Requirements =>
From the listing, collect all lines containing the word "verified".

Given records =>
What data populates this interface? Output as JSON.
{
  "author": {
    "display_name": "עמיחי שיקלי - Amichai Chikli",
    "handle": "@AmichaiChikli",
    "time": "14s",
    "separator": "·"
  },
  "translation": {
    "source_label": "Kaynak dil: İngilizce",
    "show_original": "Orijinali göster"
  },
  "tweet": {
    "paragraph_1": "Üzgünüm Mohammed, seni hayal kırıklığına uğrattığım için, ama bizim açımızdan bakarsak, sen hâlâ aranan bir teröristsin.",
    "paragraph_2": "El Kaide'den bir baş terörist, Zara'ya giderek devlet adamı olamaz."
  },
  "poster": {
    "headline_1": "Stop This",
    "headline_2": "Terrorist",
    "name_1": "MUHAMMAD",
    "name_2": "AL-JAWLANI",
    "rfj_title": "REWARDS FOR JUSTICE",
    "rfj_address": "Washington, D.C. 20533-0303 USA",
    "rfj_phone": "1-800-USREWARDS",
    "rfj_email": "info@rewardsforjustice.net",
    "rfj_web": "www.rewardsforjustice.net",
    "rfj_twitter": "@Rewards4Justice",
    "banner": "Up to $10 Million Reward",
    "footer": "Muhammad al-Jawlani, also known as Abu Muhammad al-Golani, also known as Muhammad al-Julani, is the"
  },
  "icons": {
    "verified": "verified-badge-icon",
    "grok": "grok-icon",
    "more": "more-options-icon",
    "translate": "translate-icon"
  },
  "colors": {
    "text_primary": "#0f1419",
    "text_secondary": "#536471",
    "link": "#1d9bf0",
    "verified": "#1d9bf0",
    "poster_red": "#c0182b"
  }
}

Answer below =>
    "verified": "verified-badge-icon",
    "verified": "#1d9bf0",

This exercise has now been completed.